* [WHAT IS NEEDED] Transcribe the entries below exactly.

** start DATASET RECORDS **

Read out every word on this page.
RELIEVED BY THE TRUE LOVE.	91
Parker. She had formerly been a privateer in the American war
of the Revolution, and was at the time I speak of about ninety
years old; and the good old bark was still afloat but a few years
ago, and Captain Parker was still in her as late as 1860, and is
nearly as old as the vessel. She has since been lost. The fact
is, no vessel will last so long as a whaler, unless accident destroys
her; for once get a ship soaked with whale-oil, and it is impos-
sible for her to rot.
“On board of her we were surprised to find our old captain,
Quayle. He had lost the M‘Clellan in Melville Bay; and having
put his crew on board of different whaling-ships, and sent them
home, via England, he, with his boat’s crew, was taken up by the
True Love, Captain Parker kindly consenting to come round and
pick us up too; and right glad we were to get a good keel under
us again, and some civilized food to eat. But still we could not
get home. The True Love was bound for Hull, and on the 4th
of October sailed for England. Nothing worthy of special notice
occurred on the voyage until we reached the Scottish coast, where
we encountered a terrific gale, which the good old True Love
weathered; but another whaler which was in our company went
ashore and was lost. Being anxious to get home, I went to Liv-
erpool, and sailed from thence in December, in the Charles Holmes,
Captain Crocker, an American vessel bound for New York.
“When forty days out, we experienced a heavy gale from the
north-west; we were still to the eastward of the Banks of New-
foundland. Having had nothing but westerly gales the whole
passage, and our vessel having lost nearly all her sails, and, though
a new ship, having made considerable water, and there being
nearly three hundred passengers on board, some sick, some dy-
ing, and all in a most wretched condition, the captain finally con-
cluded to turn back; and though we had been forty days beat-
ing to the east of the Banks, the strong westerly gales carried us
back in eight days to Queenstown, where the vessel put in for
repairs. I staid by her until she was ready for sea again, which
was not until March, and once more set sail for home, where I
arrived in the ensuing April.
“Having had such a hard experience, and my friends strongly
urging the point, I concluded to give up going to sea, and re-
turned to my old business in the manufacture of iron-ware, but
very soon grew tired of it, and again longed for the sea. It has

** end DATASET RECORDS **

* [RESPONSE TO THE TASK]
Read out every word on this page.
RELIEVED BY THE TRUE LOVE.	91
Parker. She had formerly been a privateer in the American war
of the Revolution, and was at the time I speak of about ninety
years old; and the good old bark was still afloat but a few years
ago, and Captain Parker was still in her as late as 1860, and is
nearly as old as the vessel. She has since been lost. The fact
is, no vessel will last so long as a whaler, unless accident destroys
her; for once get a ship soaked with whale-oil, and it is impos-
sible for her to rot.
“On board of her we were surprised to find our old captain,
Quayle. He had lost the M‘Clellan in Melville Bay; and having
put his crew on board of different whaling-ships, and sent them
home, via England, he, with his boat’s crew, was taken up by the
True Love, Captain Parker kindly consenting to come round and
pick us up too; and right glad we were to get a good keel under
us again, and some civilized food to eat. But still we could not
get home. The True Love was bound for Hull, and on the 4th
of October sailed for England. Nothing worthy of special notice
occurred on the voyage until we reached the Scottish coast, where
we encountered a terrific gale, which the good old True Love
weathered; but another whaler which was in our company went
ashore and was lost. Being anxious to get home, I went to Liv-
erpool, and sailed from thence in December, in the Charles Holmes,
Captain Crocker, an American vessel bound for New York.
“When forty days out, we experienced a heavy gale from the
north-west; we were still to the eastward of the Banks of New-
foundland. Having had nothing but westerly gales the whole
passage, and our vessel having lost nearly all her sails, and, though
a new ship, having made considerable water, and there being
nearly three hundred passengers on board, some sick, some dy-
ing, and all in a most wretched condition, the captain finally con-
cluded to turn back; and though we had been forty days beat-
ing to the east of the Banks, the strong westerly gales carried us
back in eight days to Queenstown, where the vessel put in for
repairs. I staid by her until she was ready for sea again, which
was not until March, and once more set sail for home, where I
arrived in the ensuing April.
“Having had such a hard experience, and my friends strongly
urging the point, I concluded to give up going to sea, and re-
turned to my old business in the manufacture of iron-ware, but
very soon grew tired of it, and again longed for the sea. It has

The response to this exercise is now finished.